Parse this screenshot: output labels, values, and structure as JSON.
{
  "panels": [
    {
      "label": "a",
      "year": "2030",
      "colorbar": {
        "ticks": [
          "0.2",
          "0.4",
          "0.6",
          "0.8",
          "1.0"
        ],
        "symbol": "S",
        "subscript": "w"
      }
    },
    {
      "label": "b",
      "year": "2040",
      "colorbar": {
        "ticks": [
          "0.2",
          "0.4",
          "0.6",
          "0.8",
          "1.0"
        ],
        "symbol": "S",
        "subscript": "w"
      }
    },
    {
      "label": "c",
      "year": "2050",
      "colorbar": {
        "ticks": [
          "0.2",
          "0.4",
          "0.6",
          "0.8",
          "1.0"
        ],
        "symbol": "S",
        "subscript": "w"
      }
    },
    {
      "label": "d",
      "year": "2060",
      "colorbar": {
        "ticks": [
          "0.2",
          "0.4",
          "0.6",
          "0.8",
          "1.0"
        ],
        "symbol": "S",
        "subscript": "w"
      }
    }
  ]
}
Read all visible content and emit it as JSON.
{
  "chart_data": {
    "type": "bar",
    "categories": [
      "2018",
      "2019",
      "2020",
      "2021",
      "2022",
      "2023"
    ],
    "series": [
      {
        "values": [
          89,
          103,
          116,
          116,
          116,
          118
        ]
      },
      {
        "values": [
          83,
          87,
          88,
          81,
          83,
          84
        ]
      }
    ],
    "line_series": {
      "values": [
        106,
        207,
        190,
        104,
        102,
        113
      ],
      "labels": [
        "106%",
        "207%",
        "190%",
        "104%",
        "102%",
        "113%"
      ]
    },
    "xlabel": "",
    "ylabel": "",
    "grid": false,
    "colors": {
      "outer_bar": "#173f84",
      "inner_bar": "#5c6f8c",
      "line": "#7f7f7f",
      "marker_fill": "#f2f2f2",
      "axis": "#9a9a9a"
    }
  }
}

* Stated problem *
Return each line among the entries that holds the word "JSON".

* Solution to this exercise *
Parse this screenshot: output labels, values, and structure as JSON.
Read all visible content and emit it as JSON.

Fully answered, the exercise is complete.